---- RECORDS PROVIDED
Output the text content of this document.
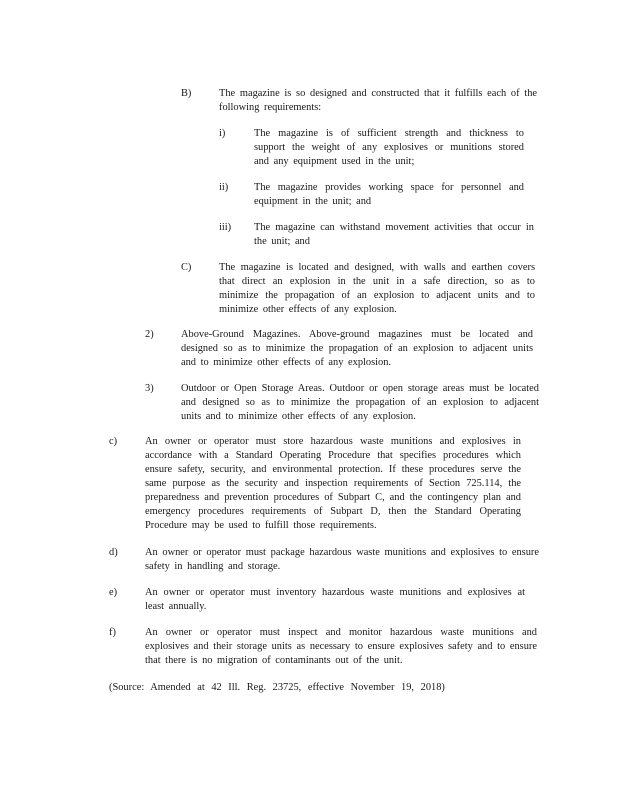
B)	The magazine is so designed and constructed that it fulfills each of the following requirements:
i)	The magazine is of sufficient strength and thickness to support the weight of any explosives or munitions stored and any equipment used in the unit;
ii) The magazine provides working space for personnel and equipment in the unit; and
iii) The magazine can withstand movement activities that occur in the unit; and
C)	The magazine is located and designed, with walls and earthen covers that direct an explosion in the unit in a safe direction, so as to minimize the propagation of an explosion to adjacent units and to minimize other effects of any explosion.
2)	Above-Ground Magazines. Above-ground magazines must be located and designed so as to minimize the propagation of an explosion to adjacent units and to minimize other effects of any explosion.
3)	Outdoor or Open Storage Areas. Outdoor or open storage areas must be located and designed so as to minimize the propagation of an explosion to adjacent units and to minimize other effects of any explosion.
c)	An owner or operator must store hazardous waste munitions and explosives in accordance with a Standard Operating Procedure that specifies procedures which ensure safety, security, and environmental protection. If these procedures serve the same purpose as the security and inspection requirements of Section 725.114, the preparedness and prevention procedures of Subpart C, and the contingency plan and emergency procedures requirements of Subpart D, then the Standard Operating Procedure may be used to fulfill those requirements.
d)	An owner or operator must package hazardous waste munitions and explosives to ensure safety in handling and storage.
e)	An owner or operator must inventory hazardous waste munitions and explosives at least annually.
f)	An owner or operator must inspect and monitor hazardous waste munitions and explosives and their storage units as necessary to ensure explosives safety and to ensure that there is no migration of contaminants out of the unit.
(Source: Amended at 42 Ill. Reg. 23725, effective November 19, 2018)
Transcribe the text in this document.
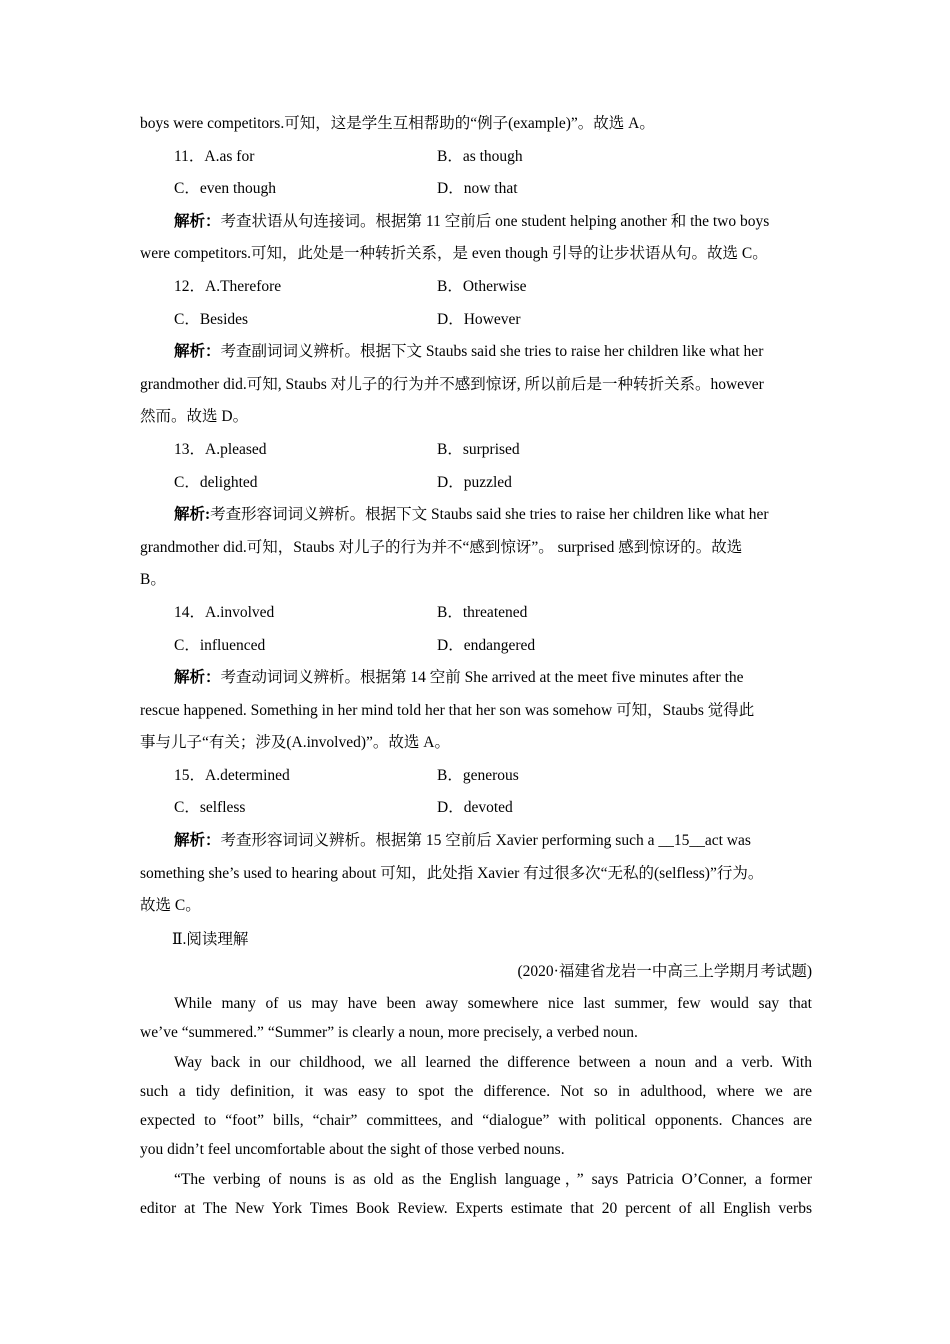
boys were competitors.可知，这是学生互相帮助的“例子(example)”。故选 A。
11．A.as for	B．as though
C．even though	D．now that
解析：考查状语从句连接词。根据第 11 空前后 one student helping another 和 the two boys
were competitors.可知，此处是一种转折关系，是 even though 引导的让步状语从句。故选 C。
12．A.Therefore	B．Otherwise
C．Besides	D．However
解析：考查副词词义辨析。根据下文 Staubs said she tries to raise her children like what her
grandmother did.可知, Staubs 对儿子的行为并不感到惊讶, 所以前后是一种转折关系。however
然而。故选 D。
13．A.pleased	B．surprised
C．delighted	D．puzzled
解析:考查形容词词义辨析。根据下文 Staubs said she tries to raise her children like what her
grandmother did.可知，Staubs 对儿子的行为并不“感到惊讶”。 surprised 感到惊讶的。故选
B。
14．A.involved	B．threatened
C．influenced	D．endangered
解析：考查动词词义辨析。根据第 14 空前 She arrived at the meet five minutes after the
rescue happened. Something in her mind told her that her son was somehow 可知，Staubs 觉得此
事与儿子“有关；涉及(A.involved)”。故选 A。
15．A.determined	B．generous
C．selfless	D．devoted
解析：考查形容词词义辨析。根据第 15 空前后 Xavier performing such a __15__act was
something she’s used to hearing about 可知，此处指 Xavier 有过很多次“无私的(selfless)”行为。
故选 C。
Ⅱ.阅读理解
(2020·福建省龙岩一中高三上学期月考试题)
While many of us may have been away somewhere nice last summer, few would say that
we’ve “summered.” “Summer” is clearly a noun, more precisely, a verbed noun.
Way back in our childhood, we all learned the difference between a noun and a verb. With
such a tidy definition, it was easy to spot the difference. Not so in adulthood, where we are
expected to “foot” bills, “chair” committees, and “dialogue” with political opponents. Chances are
you didn’t feel uncomfortable about the sight of those verbed nouns.
“The verbing of nouns is as old as the English language，” says Patricia O’Conner, a former
editor at The New York Times Book Review. Experts estimate that 20 percent of all English verbs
--------
WHAT TO PRODUCE = Your copy should repeat each entry above exactly but contain no pictures.

SOLUTION TO THIS TASK =
Output the text content of this document.
B)	The magazine is so designed and constructed that it fulfills each of the following requirements:
i)	The magazine is of sufficient strength and thickness to support the weight of any explosives or munitions stored and any equipment used in the unit;
ii) The magazine provides working space for personnel and equipment in the unit; and
iii) The magazine can withstand movement activities that occur in the unit; and
C)	The magazine is located and designed, with walls and earthen covers that direct an explosion in the unit in a safe direction, so as to minimize the propagation of an explosion to adjacent units and to minimize other effects of any explosion.
2)	Above-Ground Magazines. Above-ground magazines must be located and designed so as to minimize the propagation of an explosion to adjacent units and to minimize other effects of any explosion.
3)	Outdoor or Open Storage Areas. Outdoor or open storage areas must be located and designed so as to minimize the propagation of an explosion to adjacent units and to minimize other effects of any explosion.
c)	An owner or operator must store hazardous waste munitions and explosives in accordance with a Standard Operating Procedure that specifies procedures which ensure safety, security, and environmental protection. If these procedures serve the same purpose as the security and inspection requirements of Section 725.114, the preparedness and prevention procedures of Subpart C, and the contingency plan and emergency procedures requirements of Subpart D, then the Standard Operating Procedure may be used to fulfill those requirements.
d)	An owner or operator must package hazardous waste munitions and explosives to ensure safety in handling and storage.
e)	An owner or operator must inventory hazardous waste munitions and explosives at least annually.
f)	An owner or operator must inspect and monitor hazardous waste munitions and explosives and their storage units as necessary to ensure explosives safety and to ensure that there is no migration of contaminants out of the unit.
(Source: Amended at 42 Ill. Reg. 23725, effective November 19, 2018)
Transcribe the text in this document.
boys were competitors.可知，这是学生互相帮助的“例子(example)”。故选 A。
11．A.as for	B．as though
C．even though	D．now that
解析：考查状语从句连接词。根据第 11 空前后 one student helping another 和 the two boys
were competitors.可知，此处是一种转折关系，是 even though 引导的让步状语从句。故选 C。
12．A.Therefore	B．Otherwise
C．Besides	D．However
解析：考查副词词义辨析。根据下文 Staubs said she tries to raise her children like what her
grandmother did.可知, Staubs 对儿子的行为并不感到惊讶, 所以前后是一种转折关系。however
然而。故选 D。
13．A.pleased	B．surprised
C．delighted	D．puzzled
解析:考查形容词词义辨析。根据下文 Staubs said she tries to raise her children like what her
grandmother did.可知，Staubs 对儿子的行为并不“感到惊讶”。 surprised 感到惊讶的。故选
B。
14．A.involved	B．threatened
C．influenced	D．endangered
解析：考查动词词义辨析。根据第 14 空前 She arrived at the meet five minutes after the
rescue happened. Something in her mind told her that her son was somehow 可知，Staubs 觉得此
事与儿子“有关；涉及(A.involved)”。故选 A。
15．A.determined	B．generous
C．selfless	D．devoted
解析：考查形容词词义辨析。根据第 15 空前后 Xavier performing such a __15__act was
something she’s used to hearing about 可知，此处指 Xavier 有过很多次“无私的(selfless)”行为。
故选 C。
Ⅱ.阅读理解
(2020·福建省龙岩一中高三上学期月考试题)
While many of us may have been away somewhere nice last summer, few would say that
we’ve “summered.” “Summer” is clearly a noun, more precisely, a verbed noun.
Way back in our childhood, we all learned the difference between a noun and a verb. With
such a tidy definition, it was easy to spot the difference. Not so in adulthood, where we are
expected to “foot” bills, “chair” committees, and “dialogue” with political opponents. Chances are
you didn’t feel uncomfortable about the sight of those verbed nouns.
“The verbing of nouns is as old as the English language，” says Patricia O’Conner, a former
editor at The New York Times Book Review. Experts estimate that 20 percent of all English verbs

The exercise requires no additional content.